Extract each line of the material that follows exactly and omit its pictures.

Data items:
# # # # # # #

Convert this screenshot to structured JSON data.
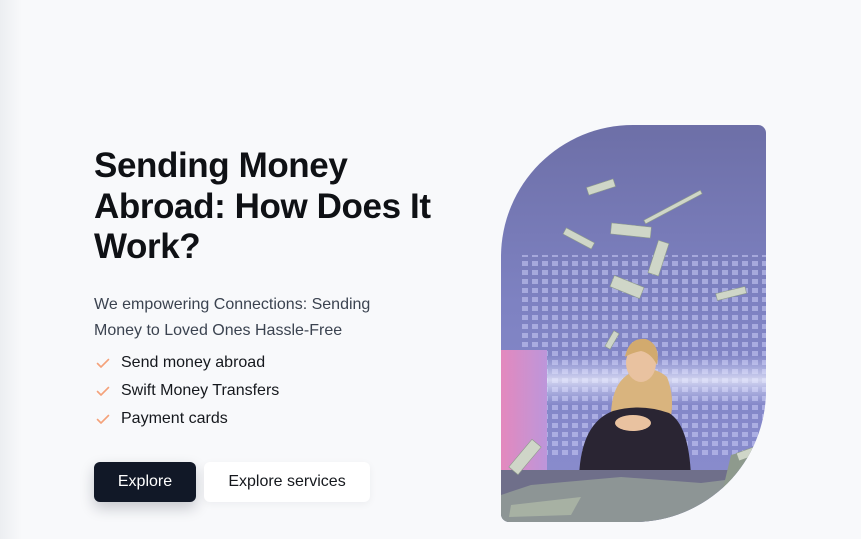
{
  "hero": {
    "title": "Sending Money Abroad: How Does It Work?",
    "subtitle": "We empowering Connections: Sending Money to Loved Ones Hassle-Free",
    "features": [
      "Send money abroad",
      "Swift Money Transfers",
      "Payment cards"
    ],
    "check_icon": "check-icon",
    "accent_color": "#f4a27a",
    "buttons": {
      "primary": "Explore",
      "secondary": "Explore services"
    },
    "image_icon": "woman-with-flying-money-photo"
  }
}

# # # # # # #

[Solution to this exercise]:
Convert this screenshot to structured JSON data.
{
  "hero": {
    "title": "Sending Money Abroad: How Does It Work?",
    "subtitle": "We empowering Connections: Sending Money to Loved Ones Hassle-Free",
    "features": [
      "Send money abroad",
      "Swift Money Transfers",
      "Payment cards"
    ],
    "check_icon": "check-icon",
    "accent_color": "#f4a27a",
    "buttons": {
      "primary": "Explore",
      "secondary": "Explore services"
    },
    "image_icon": "woman-with-flying-money-photo"
  }
}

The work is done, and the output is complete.